Check every line of the material below for the string "Östersund", and return the ones that have it.

"""

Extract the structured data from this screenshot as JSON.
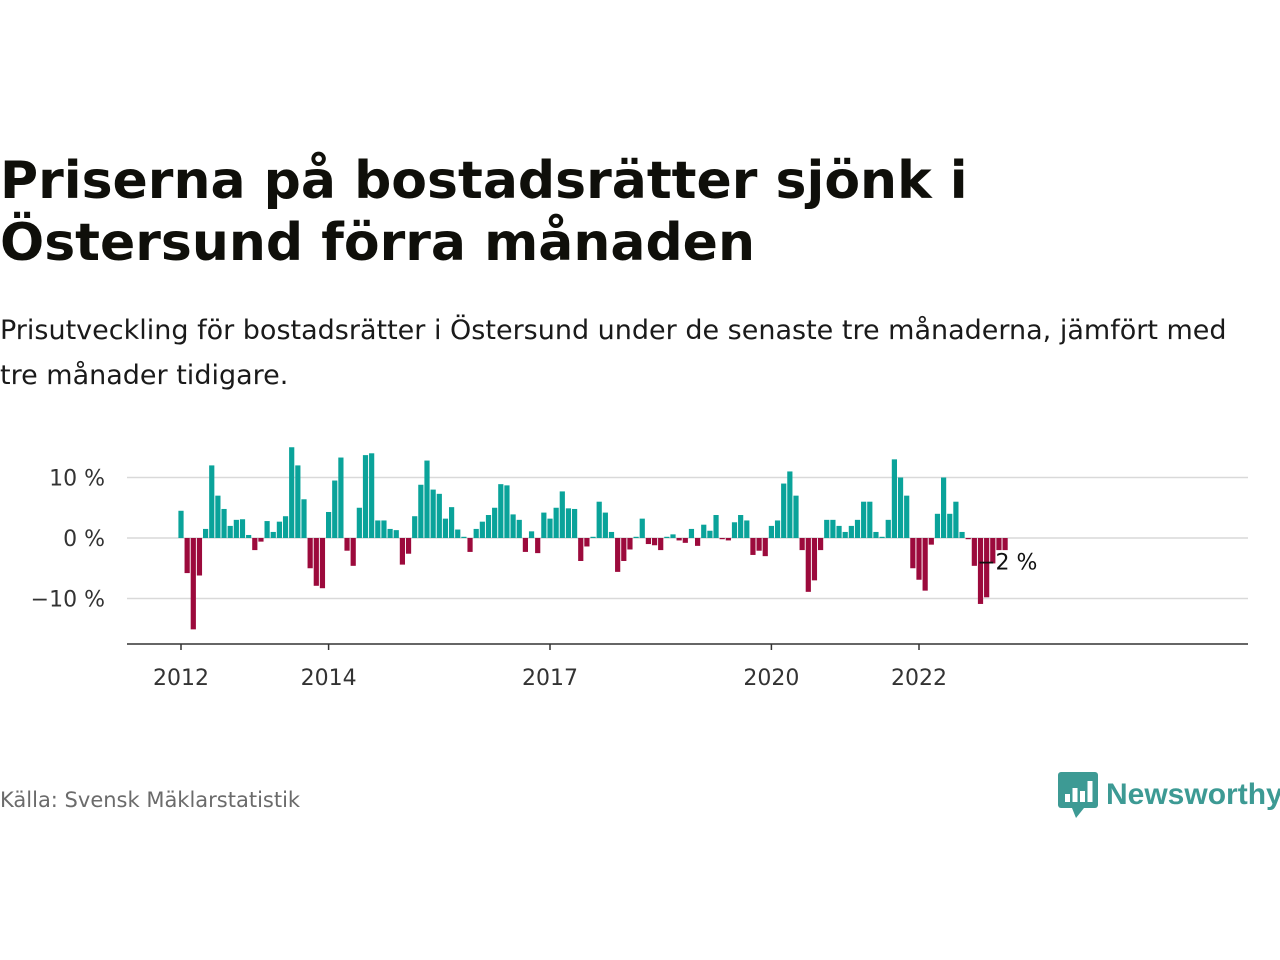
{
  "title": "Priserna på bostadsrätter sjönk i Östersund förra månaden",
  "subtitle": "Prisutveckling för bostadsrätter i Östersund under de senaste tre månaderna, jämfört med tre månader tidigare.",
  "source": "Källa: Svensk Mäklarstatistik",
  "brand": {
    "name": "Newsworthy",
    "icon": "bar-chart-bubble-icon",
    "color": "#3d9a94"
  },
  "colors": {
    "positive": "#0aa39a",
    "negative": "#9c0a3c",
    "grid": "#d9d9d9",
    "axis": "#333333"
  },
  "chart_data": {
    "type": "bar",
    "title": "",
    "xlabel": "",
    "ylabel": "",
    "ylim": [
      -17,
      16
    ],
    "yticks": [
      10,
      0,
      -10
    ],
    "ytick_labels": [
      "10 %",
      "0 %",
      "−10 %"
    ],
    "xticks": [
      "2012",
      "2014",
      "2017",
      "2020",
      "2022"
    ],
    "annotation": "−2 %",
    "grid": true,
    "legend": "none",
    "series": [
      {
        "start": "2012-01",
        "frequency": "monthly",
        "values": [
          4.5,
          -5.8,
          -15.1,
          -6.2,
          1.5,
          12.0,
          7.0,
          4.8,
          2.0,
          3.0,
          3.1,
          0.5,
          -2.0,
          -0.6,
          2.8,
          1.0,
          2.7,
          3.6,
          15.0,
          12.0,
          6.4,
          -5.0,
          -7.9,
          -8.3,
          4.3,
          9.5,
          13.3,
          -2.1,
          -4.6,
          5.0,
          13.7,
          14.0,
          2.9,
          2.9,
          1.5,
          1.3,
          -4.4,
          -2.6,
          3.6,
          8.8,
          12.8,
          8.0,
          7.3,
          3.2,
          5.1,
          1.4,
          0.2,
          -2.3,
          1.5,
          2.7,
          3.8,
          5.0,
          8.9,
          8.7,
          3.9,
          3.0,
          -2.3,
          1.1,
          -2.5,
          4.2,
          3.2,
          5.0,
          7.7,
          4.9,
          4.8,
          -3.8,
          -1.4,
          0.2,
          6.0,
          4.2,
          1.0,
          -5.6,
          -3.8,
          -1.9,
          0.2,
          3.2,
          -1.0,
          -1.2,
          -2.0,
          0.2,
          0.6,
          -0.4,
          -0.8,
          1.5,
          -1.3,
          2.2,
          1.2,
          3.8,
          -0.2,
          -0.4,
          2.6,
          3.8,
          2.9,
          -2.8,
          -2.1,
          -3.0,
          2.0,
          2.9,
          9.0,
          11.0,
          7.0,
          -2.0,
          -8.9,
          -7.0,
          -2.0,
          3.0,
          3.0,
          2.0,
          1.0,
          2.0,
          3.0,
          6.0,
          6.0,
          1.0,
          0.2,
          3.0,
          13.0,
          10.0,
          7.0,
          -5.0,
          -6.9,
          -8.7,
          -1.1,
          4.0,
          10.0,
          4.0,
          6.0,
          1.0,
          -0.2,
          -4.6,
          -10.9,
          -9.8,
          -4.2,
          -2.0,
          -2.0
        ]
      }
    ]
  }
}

"""

→ **Output for this exercise**
  "title": "Priserna på bostadsrätter sjönk i Östersund förra månaden",
  "subtitle": "Prisutveckling för bostadsrätter i Östersund under de senaste tre månaderna, jämfört med tre månader tidigare.",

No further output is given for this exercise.